* BEGIN ROWS *
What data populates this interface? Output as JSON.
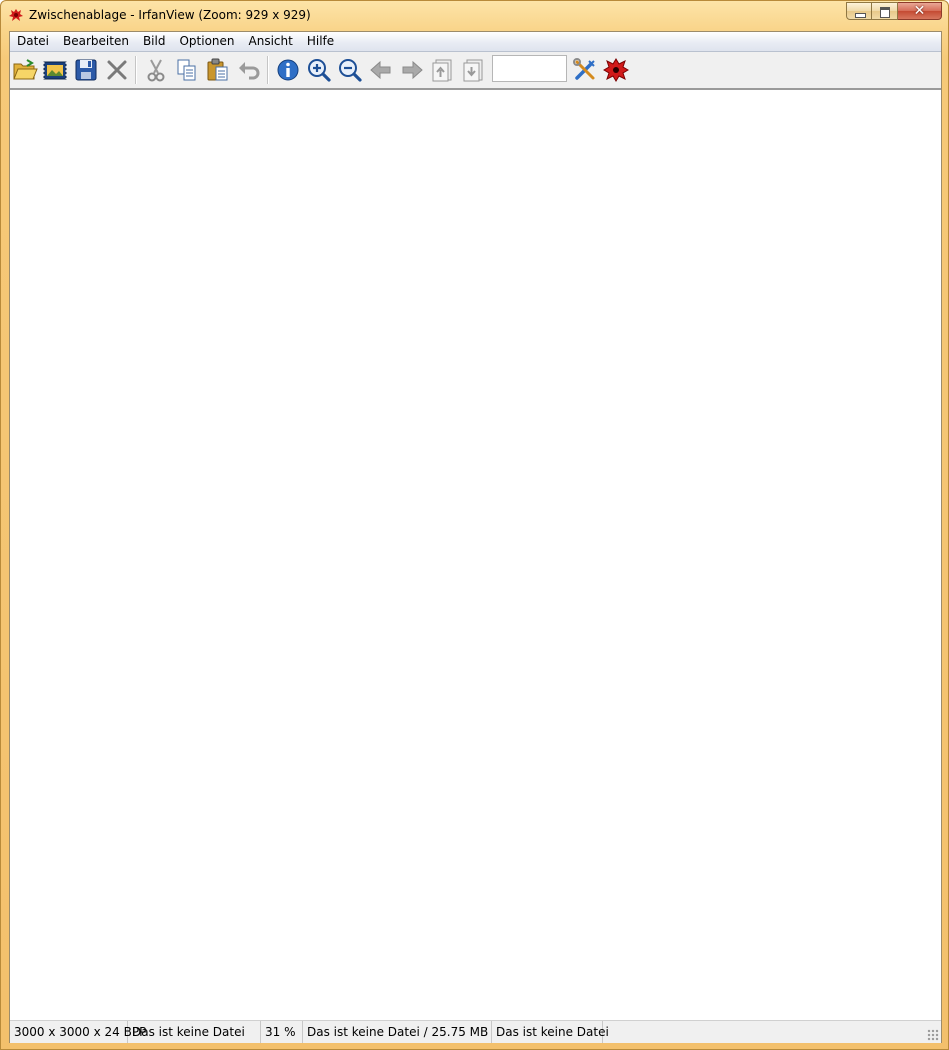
{
  "window": {
    "title": "Zwischenablage - IrfanView (Zoom: 929 x 929)",
    "controls": {
      "minimize": "minimize",
      "maximize": "maximize",
      "close": "✕"
    }
  },
  "menubar": {
    "items": [
      "Datei",
      "Bearbeiten",
      "Bild",
      "Optionen",
      "Ansicht",
      "Hilfe"
    ]
  },
  "toolbar": {
    "buttons": [
      {
        "icon": "open-folder-icon"
      },
      {
        "icon": "slideshow-icon"
      },
      {
        "icon": "save-icon"
      },
      {
        "icon": "delete-icon"
      },
      {
        "icon": "cut-icon"
      },
      {
        "icon": "copy-icon"
      },
      {
        "icon": "paste-icon"
      },
      {
        "icon": "undo-icon"
      },
      {
        "icon": "info-icon"
      },
      {
        "icon": "zoom-in-icon"
      },
      {
        "icon": "zoom-out-icon"
      },
      {
        "icon": "previous-icon"
      },
      {
        "icon": "next-icon"
      },
      {
        "icon": "first-page-icon"
      },
      {
        "icon": "last-page-icon"
      },
      {
        "icon": "settings-icon"
      },
      {
        "icon": "irfanview-icon"
      }
    ],
    "page_field_value": ""
  },
  "statusbar": {
    "image_info": "3000 x 3000 x 24 BPP",
    "field2": "Das ist keine Datei",
    "zoom": "31 %",
    "file_size": "Das ist keine Datei / 25.75 MB",
    "field5": "Das ist keine Datei"
  },
  "colors": {
    "frame": "#f6c978",
    "info_blue": "#2f6fc6",
    "irfan_red": "#d11a1a"
  }
}
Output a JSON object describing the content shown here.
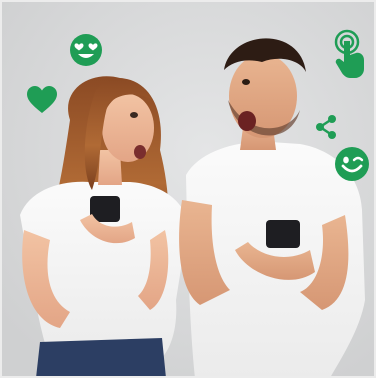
* END ROWS *
• [WORK REQUIRED]: Leave out the pictures and transcribe everything else exactly.

• [RESPONSE]:
What data populates this interface? Output as JSON.
{
  "window": {
    "title": "Zwischenablage - IrfanView (Zoom: 929 x 929)",
    "controls": {
      "minimize": "minimize",
      "maximize": "maximize",
      "close": "✕"
    }
  },
  "menubar": {
    "items": [
      "Datei",
      "Bearbeiten",
      "Bild",
      "Optionen",
      "Ansicht",
      "Hilfe"
    ]
  },
  "toolbar": {
    "buttons": [
      {
        "icon": "open-folder-icon"
      },
      {
        "icon": "slideshow-icon"
      },
      {
        "icon": "save-icon"
      },
      {
        "icon": "delete-icon"
      },
      {
        "icon": "cut-icon"
      },
      {
        "icon": "copy-icon"
      },
      {
        "icon": "paste-icon"
      },
      {
        "icon": "undo-icon"
      },
      {
        "icon": "info-icon"
      },
      {
        "icon": "zoom-in-icon"
      },
      {
        "icon": "zoom-out-icon"
      },
      {
        "icon": "previous-icon"
      },
      {
        "icon": "next-icon"
      },
      {
        "icon": "first-page-icon"
      },
      {
        "icon": "last-page-icon"
      },
      {
        "icon": "settings-icon"
      },
      {
        "icon": "irfanview-icon"
      }
    ],
    "page_field_value": ""
  },
  "statusbar": {
    "image_info": "3000 x 3000 x 24 BPP",
    "field2": "Das ist keine Datei",
    "zoom": "31 %",
    "file_size": "Das ist keine Datei / 25.75 MB",
    "field5": "Das ist keine Datei"
  },
  "colors": {
    "frame": "#f6c978",
    "info_blue": "#2f6fc6",
    "irfan_red": "#d11a1a"
  }
}
Output a JSON object describing the content shown here.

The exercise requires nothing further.